**WORK TO BE COMPLETED**
Copy every line of the material below without changing anything.
----
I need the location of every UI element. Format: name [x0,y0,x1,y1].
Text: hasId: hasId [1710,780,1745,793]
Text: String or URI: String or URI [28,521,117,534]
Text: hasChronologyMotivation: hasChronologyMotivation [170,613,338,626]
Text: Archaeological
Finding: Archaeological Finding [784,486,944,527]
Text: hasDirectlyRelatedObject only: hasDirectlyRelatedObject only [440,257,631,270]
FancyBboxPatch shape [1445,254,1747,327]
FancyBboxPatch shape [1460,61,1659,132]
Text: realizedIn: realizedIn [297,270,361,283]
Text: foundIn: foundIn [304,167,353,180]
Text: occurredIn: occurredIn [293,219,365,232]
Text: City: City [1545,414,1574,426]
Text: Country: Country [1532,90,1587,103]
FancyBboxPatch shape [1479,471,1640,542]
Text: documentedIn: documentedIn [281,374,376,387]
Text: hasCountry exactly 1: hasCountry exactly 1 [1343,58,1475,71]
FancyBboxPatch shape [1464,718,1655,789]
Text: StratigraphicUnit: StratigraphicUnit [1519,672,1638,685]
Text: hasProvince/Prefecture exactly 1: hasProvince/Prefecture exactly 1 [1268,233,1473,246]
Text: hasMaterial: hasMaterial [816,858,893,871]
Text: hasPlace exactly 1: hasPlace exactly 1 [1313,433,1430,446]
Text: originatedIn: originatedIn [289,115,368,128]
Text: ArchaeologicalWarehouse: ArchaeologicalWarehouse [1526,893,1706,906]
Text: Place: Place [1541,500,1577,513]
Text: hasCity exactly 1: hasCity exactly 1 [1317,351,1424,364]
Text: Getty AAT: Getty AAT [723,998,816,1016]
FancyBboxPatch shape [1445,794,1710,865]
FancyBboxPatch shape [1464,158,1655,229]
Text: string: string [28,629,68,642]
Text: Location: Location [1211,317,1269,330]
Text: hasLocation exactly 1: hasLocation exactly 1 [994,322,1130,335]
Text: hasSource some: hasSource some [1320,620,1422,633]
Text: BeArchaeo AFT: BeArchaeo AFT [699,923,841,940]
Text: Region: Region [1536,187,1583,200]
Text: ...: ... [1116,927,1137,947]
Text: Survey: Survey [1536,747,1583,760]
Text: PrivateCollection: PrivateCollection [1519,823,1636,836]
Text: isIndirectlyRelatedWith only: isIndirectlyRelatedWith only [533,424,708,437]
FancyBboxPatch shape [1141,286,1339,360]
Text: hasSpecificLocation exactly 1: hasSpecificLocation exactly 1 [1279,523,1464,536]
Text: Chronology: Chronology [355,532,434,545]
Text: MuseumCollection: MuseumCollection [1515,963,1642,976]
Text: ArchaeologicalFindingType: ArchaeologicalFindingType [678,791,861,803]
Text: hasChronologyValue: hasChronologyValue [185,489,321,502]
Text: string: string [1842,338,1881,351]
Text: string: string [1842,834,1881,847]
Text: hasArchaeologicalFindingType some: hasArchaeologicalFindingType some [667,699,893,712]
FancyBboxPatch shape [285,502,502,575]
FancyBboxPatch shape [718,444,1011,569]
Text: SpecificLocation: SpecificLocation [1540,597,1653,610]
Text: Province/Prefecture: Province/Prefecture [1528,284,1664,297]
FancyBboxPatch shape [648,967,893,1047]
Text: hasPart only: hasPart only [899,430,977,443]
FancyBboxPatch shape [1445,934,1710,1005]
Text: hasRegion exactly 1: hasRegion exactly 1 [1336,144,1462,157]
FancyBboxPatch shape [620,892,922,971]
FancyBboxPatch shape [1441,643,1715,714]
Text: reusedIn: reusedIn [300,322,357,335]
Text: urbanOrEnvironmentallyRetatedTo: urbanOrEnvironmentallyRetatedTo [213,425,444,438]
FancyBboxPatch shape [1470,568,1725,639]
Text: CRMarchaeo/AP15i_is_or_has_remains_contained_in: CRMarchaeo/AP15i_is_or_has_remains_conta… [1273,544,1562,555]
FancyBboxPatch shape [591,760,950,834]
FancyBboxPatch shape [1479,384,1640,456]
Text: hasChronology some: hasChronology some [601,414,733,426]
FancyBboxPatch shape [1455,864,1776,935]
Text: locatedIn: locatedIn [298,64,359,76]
----
**RESULT OF THE TASK**
I need the location of every UI element. Format: name [x0,y0,x1,y1].
Text: hasId: hasId [1710,780,1745,793]
Text: String or URI: String or URI [28,521,117,534]
Text: hasChronologyMotivation: hasChronologyMotivation [170,613,338,626]
Text: Archaeological
Finding: Archaeological Finding [784,486,944,527]
Text: hasDirectlyRelatedObject only: hasDirectlyRelatedObject only [440,257,631,270]
FancyBboxPatch shape [1445,254,1747,327]
FancyBboxPatch shape [1460,61,1659,132]
Text: realizedIn: realizedIn [297,270,361,283]
Text: foundIn: foundIn [304,167,353,180]
Text: occurredIn: occurredIn [293,219,365,232]
Text: City: City [1545,414,1574,426]
Text: Country: Country [1532,90,1587,103]
FancyBboxPatch shape [1479,471,1640,542]
Text: documentedIn: documentedIn [281,374,376,387]
Text: hasCountry exactly 1: hasCountry exactly 1 [1343,58,1475,71]
FancyBboxPatch shape [1464,718,1655,789]
Text: StratigraphicUnit: StratigraphicUnit [1519,672,1638,685]
Text: hasProvince/Prefecture exactly 1: hasProvince/Prefecture exactly 1 [1268,233,1473,246]
Text: hasMaterial: hasMaterial [816,858,893,871]
Text: hasPlace exactly 1: hasPlace exactly 1 [1313,433,1430,446]
Text: originatedIn: originatedIn [289,115,368,128]
Text: ArchaeologicalWarehouse: ArchaeologicalWarehouse [1526,893,1706,906]
Text: Place: Place [1541,500,1577,513]
Text: hasCity exactly 1: hasCity exactly 1 [1317,351,1424,364]
Text: Getty AAT: Getty AAT [723,998,816,1016]
FancyBboxPatch shape [1445,794,1710,865]
FancyBboxPatch shape [1464,158,1655,229]
Text: string: string [28,629,68,642]
Text: Location: Location [1211,317,1269,330]
Text: hasLocation exactly 1: hasLocation exactly 1 [994,322,1130,335]
Text: hasSource some: hasSource some [1320,620,1422,633]
Text: BeArchaeo AFT: BeArchaeo AFT [699,923,841,940]
Text: Region: Region [1536,187,1583,200]
Text: ...: ... [1116,927,1137,947]
Text: Survey: Survey [1536,747,1583,760]
Text: PrivateCollection: PrivateCollection [1519,823,1636,836]
Text: isIndirectlyRelatedWith only: isIndirectlyRelatedWith only [533,424,708,437]
FancyBboxPatch shape [1141,286,1339,360]
Text: hasSpecificLocation exactly 1: hasSpecificLocation exactly 1 [1279,523,1464,536]
Text: Chronology: Chronology [355,532,434,545]
Text: MuseumCollection: MuseumCollection [1515,963,1642,976]
Text: ArchaeologicalFindingType: ArchaeologicalFindingType [678,791,861,803]
Text: hasChronologyValue: hasChronologyValue [185,489,321,502]
Text: string: string [1842,338,1881,351]
Text: string: string [1842,834,1881,847]
Text: hasArchaeologicalFindingType some: hasArchaeologicalFindingType some [667,699,893,712]
FancyBboxPatch shape [285,502,502,575]
FancyBboxPatch shape [718,444,1011,569]
Text: SpecificLocation: SpecificLocation [1540,597,1653,610]
Text: Province/Prefecture: Province/Prefecture [1528,284,1664,297]
FancyBboxPatch shape [648,967,893,1047]
Text: hasPart only: hasPart only [899,430,977,443]
FancyBboxPatch shape [1445,934,1710,1005]
Text: hasRegion exactly 1: hasRegion exactly 1 [1336,144,1462,157]
FancyBboxPatch shape [620,892,922,971]
FancyBboxPatch shape [1441,643,1715,714]
Text: reusedIn: reusedIn [300,322,357,335]
Text: urbanOrEnvironmentallyRetatedTo: urbanOrEnvironmentallyRetatedTo [213,425,444,438]
FancyBboxPatch shape [1470,568,1725,639]
Text: CRMarchaeo/AP15i_is_or_has_remains_contained_in: CRMarchaeo/AP15i_is_or_has_remains_conta… [1273,544,1562,555]
FancyBboxPatch shape [591,760,950,834]
FancyBboxPatch shape [1479,384,1640,456]
Text: hasChronology some: hasChronology some [601,414,733,426]
FancyBboxPatch shape [1455,864,1776,935]
Text: locatedIn: locatedIn [298,64,359,76]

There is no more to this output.